_STATED GOAL_.
Repeat the material exactly, every line of it.

⁂

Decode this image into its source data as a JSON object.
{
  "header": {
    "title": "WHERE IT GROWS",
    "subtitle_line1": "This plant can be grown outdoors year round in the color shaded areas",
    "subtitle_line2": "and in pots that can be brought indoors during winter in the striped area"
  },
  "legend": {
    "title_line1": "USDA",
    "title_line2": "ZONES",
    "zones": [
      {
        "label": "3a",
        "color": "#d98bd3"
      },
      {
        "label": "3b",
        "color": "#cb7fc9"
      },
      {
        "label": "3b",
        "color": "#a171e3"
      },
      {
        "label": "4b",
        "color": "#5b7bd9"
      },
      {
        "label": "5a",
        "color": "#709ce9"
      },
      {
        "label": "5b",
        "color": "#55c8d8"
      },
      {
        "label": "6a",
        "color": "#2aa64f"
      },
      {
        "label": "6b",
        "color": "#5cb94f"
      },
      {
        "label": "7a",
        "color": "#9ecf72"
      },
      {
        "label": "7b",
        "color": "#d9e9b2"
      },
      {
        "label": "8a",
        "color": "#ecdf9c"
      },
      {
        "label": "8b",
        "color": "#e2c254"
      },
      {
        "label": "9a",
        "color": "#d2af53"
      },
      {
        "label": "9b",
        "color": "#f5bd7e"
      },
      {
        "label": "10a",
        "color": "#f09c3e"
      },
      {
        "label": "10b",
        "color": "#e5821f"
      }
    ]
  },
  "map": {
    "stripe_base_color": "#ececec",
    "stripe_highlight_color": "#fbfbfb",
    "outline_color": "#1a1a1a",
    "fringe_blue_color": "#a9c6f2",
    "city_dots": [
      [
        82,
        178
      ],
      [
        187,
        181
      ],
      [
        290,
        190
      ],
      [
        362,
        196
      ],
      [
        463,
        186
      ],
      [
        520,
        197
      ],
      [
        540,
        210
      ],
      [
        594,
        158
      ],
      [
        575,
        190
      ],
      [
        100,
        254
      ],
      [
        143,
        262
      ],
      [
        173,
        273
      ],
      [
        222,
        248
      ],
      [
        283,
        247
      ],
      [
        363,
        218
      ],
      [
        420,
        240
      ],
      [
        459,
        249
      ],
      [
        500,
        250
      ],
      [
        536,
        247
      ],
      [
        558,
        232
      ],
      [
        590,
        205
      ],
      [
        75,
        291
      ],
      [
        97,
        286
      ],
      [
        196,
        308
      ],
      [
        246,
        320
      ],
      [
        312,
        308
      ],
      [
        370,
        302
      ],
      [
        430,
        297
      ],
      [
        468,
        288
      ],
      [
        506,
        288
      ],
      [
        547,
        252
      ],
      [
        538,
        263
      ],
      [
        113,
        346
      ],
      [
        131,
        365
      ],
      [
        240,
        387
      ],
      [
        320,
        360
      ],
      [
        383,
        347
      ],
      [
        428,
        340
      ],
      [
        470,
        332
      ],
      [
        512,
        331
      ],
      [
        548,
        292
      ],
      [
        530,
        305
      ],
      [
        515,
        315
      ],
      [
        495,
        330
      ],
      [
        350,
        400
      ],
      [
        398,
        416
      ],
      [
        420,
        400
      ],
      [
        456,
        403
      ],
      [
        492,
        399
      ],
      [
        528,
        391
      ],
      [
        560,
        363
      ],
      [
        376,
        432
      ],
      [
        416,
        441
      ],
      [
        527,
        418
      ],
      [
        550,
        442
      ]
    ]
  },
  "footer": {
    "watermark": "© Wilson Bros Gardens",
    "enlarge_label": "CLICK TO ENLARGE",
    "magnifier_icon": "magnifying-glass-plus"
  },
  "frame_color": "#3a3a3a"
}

⁂

_TASK RESULT_.
Decode this image into its source data as a JSON object.
{
  "header": {
    "title": "WHERE IT GROWS",
    "subtitle_line1": "This plant can be grown outdoors year round in the color shaded areas",
    "subtitle_line2": "and in pots that can be brought indoors during winter in the striped area"
  },
  "legend": {
    "title_line1": "USDA",
    "title_line2": "ZONES",
    "zones": [
      {
        "label": "3a",
        "color": "#d98bd3"
      },
      {
        "label": "3b",
        "color": "#cb7fc9"
      },
      {
        "label": "3b",
        "color": "#a171e3"
      },
      {
        "label": "4b",
        "color": "#5b7bd9"
      },
      {
        "label": "5a",
        "color": "#709ce9"
      },
      {
        "label": "5b",
        "color": "#55c8d8"
      },
      {
        "label": "6a",
        "color": "#2aa64f"
      },
      {
        "label": "6b",
        "color": "#5cb94f"
      },
      {
        "label": "7a",
        "color": "#9ecf72"
      },
      {
        "label": "7b",
        "color": "#d9e9b2"
      },
      {
        "label": "8a",
        "color": "#ecdf9c"
      },
      {
        "label": "8b",
        "color": "#e2c254"
      },
      {
        "label": "9a",
        "color": "#d2af53"
      },
      {
        "label": "9b",
        "color": "#f5bd7e"
      },
      {
        "label": "10a",
        "color": "#f09c3e"
      },
      {
        "label": "10b",
        "color": "#e5821f"
      }
    ]
  },
  "map": {
    "stripe_base_color": "#ececec",
    "stripe_highlight_color": "#fbfbfb",
    "outline_color": "#1a1a1a",
    "fringe_blue_color": "#a9c6f2",
    "city_dots": [
      [
        82,
        178
      ],
      [
        187,
        181
      ],
      [
        290,
        190
      ],
      [
        362,
        196
      ],
      [
        463,
        186
      ],
      [
        520,
        197
      ],
      [
        540,
        210
      ],
      [
        594,
        158
      ],
      [
        575,
        190
      ],
      [
        100,
        254
      ],
      [
        143,
        262
      ],
      [
        173,
        273
      ],
      [
        222,
        248
      ],
      [
        283,
        247
      ],
      [
        363,
        218
      ],
      [
        420,
        240
      ],
      [
        459,
        249
      ],
      [
        500,
        250
      ],
      [
        536,
        247
      ],
      [
        558,
        232
      ],
      [
        590,
        205
      ],
      [
        75,
        291
      ],
      [
        97,
        286
      ],
      [
        196,
        308
      ],
      [
        246,
        320
      ],
      [
        312,
        308
      ],
      [
        370,
        302
      ],
      [
        430,
        297
      ],
      [
        468,
        288
      ],
      [
        506,
        288
      ],
      [
        547,
        252
      ],
      [
        538,
        263
      ],
      [
        113,
        346
      ],
      [
        131,
        365
      ],
      [
        240,
        387
      ],
      [
        320,
        360
      ],
      [
        383,
        347
      ],
      [
        428,
        340
      ],
      [
        470,
        332
      ],
      [
        512,
        331
      ],
      [
        548,
        292
      ],
      [
        530,
        305
      ],
      [
        515,
        315
      ],
      [
        495,
        330
      ],
      [
        350,
        400
      ],
      [
        398,
        416
      ],
      [
        420,
        400
      ],
      [
        456,
        403
      ],
      [
        492,
        399
      ],
      [
        528,
        391
      ],
      [
        560,
        363
      ],
      [
        376,
        432
      ],
      [
        416,
        441
      ],
      [
        527,
        418
      ],
      [
        550,
        442
      ]
    ]
  },
  "footer": {
    "watermark": "© Wilson Bros Gardens",
    "enlarge_label": "CLICK TO ENLARGE",
    "magnifier_icon": "magnifying-glass-plus"
  },
  "frame_color": "#3a3a3a"
}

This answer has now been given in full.